## START

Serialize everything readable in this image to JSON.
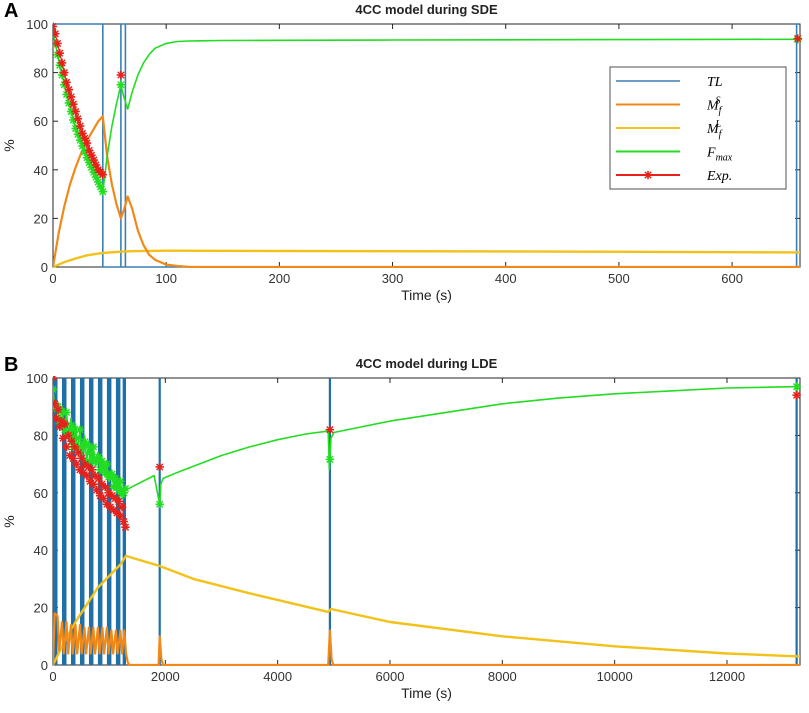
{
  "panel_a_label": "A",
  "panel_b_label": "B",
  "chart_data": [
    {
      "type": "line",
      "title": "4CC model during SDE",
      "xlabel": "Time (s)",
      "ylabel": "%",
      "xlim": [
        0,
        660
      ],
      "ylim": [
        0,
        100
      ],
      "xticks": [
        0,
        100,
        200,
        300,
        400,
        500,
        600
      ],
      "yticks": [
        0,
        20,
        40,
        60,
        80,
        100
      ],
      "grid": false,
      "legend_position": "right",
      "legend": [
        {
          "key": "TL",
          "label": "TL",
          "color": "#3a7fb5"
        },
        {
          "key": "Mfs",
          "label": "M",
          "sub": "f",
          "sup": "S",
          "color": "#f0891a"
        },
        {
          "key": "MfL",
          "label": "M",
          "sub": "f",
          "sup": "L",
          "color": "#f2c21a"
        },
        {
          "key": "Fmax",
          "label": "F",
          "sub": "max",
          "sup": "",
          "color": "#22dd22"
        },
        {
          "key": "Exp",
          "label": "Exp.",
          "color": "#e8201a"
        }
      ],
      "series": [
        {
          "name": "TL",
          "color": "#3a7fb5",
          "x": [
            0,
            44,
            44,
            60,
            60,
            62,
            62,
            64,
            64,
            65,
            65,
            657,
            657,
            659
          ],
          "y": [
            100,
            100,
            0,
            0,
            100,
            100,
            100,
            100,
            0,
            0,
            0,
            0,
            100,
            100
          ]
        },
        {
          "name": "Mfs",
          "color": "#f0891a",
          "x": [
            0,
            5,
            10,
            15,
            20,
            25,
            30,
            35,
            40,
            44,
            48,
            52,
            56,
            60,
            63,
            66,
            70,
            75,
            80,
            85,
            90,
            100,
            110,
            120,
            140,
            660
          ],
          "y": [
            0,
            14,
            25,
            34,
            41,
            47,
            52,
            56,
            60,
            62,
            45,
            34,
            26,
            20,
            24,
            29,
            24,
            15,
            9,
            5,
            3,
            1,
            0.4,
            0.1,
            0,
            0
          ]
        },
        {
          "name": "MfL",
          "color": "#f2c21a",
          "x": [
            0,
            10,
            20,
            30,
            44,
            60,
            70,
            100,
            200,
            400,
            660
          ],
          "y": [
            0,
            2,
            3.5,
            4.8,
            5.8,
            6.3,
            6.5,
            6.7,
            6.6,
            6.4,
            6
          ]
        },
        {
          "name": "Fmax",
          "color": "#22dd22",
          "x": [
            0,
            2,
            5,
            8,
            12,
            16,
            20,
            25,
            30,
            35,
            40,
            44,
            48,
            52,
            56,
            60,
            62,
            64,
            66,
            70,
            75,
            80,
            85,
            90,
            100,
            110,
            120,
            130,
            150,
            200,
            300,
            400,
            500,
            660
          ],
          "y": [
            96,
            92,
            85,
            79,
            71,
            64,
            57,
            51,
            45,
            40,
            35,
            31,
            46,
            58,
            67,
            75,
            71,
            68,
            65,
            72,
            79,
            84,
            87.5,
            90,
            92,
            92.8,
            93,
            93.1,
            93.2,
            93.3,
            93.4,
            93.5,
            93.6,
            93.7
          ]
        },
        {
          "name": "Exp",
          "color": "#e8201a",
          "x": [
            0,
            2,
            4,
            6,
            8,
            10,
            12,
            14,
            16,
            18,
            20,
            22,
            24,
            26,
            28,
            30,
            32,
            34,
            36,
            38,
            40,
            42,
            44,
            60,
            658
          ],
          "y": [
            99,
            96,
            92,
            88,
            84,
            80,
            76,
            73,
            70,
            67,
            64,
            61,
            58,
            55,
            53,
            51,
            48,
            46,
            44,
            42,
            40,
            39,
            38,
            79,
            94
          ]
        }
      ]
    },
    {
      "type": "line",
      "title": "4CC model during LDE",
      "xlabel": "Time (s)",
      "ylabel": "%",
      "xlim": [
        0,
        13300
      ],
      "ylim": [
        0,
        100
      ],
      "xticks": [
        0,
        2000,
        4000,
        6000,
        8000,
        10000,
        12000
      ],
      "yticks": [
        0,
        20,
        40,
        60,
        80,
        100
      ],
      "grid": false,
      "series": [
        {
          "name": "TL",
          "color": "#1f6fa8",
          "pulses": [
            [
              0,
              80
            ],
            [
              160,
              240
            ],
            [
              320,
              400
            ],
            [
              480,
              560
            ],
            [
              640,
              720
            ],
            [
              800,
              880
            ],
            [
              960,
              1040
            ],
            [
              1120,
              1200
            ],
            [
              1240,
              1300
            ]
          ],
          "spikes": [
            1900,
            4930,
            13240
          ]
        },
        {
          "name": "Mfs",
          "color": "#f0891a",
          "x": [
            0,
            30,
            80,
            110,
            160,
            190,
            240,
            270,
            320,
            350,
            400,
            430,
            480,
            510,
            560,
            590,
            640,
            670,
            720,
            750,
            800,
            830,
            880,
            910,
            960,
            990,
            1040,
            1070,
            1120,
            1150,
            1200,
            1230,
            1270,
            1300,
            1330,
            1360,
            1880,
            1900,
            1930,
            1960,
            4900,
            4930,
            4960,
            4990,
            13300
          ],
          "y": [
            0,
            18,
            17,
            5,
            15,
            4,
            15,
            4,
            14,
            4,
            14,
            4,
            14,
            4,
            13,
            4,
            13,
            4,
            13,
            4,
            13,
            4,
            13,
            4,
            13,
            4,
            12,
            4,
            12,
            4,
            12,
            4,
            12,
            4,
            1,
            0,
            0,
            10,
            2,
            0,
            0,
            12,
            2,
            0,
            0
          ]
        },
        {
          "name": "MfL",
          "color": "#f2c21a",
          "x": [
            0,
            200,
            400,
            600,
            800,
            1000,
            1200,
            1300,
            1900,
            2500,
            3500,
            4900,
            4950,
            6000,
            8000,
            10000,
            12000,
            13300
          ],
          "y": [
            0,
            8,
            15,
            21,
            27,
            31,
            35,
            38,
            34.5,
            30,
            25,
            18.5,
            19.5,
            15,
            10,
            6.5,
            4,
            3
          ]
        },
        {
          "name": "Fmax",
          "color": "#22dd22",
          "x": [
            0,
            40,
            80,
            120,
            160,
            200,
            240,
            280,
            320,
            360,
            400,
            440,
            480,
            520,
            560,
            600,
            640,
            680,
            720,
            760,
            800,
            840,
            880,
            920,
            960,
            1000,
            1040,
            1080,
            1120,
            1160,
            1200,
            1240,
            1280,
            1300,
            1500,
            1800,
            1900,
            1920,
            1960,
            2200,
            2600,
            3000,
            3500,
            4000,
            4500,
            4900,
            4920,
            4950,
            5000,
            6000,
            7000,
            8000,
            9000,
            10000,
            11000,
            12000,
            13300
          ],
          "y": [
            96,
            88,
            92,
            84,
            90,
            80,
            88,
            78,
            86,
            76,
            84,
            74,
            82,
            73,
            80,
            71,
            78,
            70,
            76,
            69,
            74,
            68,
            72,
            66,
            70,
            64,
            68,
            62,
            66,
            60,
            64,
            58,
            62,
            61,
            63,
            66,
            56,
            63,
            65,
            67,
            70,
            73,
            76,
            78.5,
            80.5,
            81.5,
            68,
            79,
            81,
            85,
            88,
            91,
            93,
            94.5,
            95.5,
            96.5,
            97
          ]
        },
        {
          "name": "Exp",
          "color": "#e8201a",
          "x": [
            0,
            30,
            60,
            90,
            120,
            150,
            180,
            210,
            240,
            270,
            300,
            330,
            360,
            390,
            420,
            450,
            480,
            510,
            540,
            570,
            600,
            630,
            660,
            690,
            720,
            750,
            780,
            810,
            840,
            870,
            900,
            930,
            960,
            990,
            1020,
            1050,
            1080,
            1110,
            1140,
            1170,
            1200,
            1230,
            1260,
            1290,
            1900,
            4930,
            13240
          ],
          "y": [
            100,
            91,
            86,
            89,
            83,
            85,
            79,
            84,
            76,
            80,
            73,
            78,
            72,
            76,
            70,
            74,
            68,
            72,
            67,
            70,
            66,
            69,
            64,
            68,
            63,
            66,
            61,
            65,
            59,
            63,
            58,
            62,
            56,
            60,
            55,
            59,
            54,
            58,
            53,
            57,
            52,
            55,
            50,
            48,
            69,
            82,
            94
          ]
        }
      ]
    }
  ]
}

## END

TASK REQUIREMENTS: Reproduce each line holding the word "title".

EXERCISE SOLUTION:
      "title": "4CC model during SDE",
      "title": "4CC model during LDE",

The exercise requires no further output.